BEGIN Input data

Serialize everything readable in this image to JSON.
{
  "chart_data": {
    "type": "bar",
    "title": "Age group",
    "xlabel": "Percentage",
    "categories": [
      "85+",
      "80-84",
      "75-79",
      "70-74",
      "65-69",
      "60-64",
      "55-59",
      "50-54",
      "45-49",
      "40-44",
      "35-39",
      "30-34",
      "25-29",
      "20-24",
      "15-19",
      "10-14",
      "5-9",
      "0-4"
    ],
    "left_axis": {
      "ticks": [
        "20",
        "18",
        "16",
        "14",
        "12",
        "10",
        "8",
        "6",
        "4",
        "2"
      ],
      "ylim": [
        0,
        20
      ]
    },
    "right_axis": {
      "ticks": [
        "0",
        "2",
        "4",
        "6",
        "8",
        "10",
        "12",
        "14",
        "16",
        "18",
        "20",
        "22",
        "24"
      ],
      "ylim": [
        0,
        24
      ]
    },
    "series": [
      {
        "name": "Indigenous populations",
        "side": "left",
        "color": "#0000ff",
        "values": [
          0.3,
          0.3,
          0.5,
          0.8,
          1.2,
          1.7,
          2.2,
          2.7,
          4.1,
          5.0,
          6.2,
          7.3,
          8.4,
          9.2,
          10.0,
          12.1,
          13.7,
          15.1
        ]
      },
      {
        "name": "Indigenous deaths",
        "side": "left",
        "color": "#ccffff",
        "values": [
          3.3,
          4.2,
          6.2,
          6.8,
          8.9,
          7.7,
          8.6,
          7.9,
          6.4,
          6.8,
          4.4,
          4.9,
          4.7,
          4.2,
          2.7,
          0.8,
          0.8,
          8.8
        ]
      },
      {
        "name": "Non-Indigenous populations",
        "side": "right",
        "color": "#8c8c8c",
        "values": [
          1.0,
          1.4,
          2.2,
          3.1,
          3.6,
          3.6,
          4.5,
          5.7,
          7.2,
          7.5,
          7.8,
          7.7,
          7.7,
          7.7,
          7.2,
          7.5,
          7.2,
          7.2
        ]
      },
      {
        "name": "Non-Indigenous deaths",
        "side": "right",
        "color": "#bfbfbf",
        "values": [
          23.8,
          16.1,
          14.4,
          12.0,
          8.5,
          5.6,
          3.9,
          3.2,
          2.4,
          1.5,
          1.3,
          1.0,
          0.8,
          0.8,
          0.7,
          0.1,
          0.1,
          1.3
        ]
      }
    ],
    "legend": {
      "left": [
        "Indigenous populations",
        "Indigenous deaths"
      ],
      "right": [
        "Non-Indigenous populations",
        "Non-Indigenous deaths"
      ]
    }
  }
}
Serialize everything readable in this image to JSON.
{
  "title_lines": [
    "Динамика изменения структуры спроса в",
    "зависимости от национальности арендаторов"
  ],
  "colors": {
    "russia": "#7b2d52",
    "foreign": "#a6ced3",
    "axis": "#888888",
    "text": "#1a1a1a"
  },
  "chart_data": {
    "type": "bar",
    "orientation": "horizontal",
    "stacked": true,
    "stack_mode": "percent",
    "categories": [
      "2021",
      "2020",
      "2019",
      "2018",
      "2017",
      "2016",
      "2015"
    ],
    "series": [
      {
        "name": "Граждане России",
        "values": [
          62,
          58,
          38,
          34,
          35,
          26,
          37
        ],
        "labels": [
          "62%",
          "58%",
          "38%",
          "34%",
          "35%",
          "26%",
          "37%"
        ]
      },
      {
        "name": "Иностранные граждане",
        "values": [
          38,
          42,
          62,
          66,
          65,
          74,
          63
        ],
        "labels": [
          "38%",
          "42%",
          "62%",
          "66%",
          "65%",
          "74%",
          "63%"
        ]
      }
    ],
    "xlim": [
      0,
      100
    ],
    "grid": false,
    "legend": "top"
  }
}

END Input data

Given request: List every line above that contains the word "name".

Solution to the problem:
        "name": "Indigenous populations",
        "name": "Indigenous deaths",
        "name": "Non-Indigenous populations",
        "name": "Non-Indigenous deaths",
        "name": "Граждане России",
        "name": "Иностранные граждане",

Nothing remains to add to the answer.